→ EXERCISE OBJECTIVE:
List the lines of this listing that hold the word "marker".
··· DATA SHOWN
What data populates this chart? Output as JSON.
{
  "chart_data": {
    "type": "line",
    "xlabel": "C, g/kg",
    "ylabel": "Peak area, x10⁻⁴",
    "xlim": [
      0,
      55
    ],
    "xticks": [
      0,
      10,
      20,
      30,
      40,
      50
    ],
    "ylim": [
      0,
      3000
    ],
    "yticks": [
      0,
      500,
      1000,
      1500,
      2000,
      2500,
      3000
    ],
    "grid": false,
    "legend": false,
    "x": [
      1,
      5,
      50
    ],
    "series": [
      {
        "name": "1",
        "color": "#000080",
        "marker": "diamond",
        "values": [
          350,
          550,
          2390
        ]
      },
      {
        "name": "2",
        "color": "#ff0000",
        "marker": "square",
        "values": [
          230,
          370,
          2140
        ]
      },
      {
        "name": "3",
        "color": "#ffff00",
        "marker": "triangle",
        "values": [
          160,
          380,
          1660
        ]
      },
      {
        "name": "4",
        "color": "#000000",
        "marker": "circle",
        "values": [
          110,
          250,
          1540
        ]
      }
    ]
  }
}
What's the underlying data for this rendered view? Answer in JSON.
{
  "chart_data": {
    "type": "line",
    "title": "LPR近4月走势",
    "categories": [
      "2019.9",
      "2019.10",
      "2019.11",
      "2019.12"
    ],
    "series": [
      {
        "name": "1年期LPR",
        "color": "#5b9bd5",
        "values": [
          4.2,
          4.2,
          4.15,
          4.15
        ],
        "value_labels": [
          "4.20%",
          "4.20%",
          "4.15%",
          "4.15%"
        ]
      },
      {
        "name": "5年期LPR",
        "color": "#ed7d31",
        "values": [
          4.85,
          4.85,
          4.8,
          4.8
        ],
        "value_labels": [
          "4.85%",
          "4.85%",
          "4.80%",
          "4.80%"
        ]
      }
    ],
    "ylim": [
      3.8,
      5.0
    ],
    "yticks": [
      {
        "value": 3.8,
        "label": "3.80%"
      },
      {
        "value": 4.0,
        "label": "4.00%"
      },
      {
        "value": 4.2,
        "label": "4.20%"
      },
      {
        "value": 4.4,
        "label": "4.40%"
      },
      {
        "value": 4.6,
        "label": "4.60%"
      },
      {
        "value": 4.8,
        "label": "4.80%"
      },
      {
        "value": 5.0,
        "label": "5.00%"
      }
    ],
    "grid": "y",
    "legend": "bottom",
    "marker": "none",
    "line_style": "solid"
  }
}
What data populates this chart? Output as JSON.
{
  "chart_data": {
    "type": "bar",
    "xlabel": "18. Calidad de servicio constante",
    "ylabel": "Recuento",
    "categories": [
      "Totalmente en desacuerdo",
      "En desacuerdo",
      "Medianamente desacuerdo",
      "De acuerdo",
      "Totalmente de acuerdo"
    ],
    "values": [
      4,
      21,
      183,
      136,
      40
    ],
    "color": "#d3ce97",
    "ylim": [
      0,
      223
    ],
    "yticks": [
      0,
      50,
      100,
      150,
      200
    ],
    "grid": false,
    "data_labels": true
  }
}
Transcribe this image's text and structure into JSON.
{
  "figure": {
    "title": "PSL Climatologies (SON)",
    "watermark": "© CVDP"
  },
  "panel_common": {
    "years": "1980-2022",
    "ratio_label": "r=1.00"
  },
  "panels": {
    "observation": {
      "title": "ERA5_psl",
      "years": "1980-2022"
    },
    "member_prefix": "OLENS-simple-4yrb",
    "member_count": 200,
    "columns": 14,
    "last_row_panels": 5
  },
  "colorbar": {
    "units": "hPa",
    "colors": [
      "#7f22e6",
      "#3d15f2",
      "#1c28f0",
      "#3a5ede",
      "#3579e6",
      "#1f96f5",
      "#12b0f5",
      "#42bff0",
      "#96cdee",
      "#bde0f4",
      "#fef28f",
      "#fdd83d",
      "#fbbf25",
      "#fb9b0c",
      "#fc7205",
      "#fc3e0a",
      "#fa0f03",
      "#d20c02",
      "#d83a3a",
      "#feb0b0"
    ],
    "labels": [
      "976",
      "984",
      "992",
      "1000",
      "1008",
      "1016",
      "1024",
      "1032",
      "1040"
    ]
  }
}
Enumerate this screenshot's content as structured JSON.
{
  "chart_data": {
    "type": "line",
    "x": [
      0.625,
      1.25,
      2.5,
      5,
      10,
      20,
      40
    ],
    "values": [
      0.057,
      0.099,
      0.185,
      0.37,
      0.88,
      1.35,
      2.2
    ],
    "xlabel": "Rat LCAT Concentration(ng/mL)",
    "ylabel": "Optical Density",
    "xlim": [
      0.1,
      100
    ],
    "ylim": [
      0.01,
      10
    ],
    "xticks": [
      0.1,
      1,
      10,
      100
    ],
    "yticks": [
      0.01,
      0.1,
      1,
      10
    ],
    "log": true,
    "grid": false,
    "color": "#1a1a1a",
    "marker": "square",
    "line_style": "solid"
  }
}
······
→ REPLY TO THE TASK:
        "marker": "diamond",
        "marker": "square",
        "marker": "triangle",
        "marker": "circle",
    "marker": "none",
    "marker": "square",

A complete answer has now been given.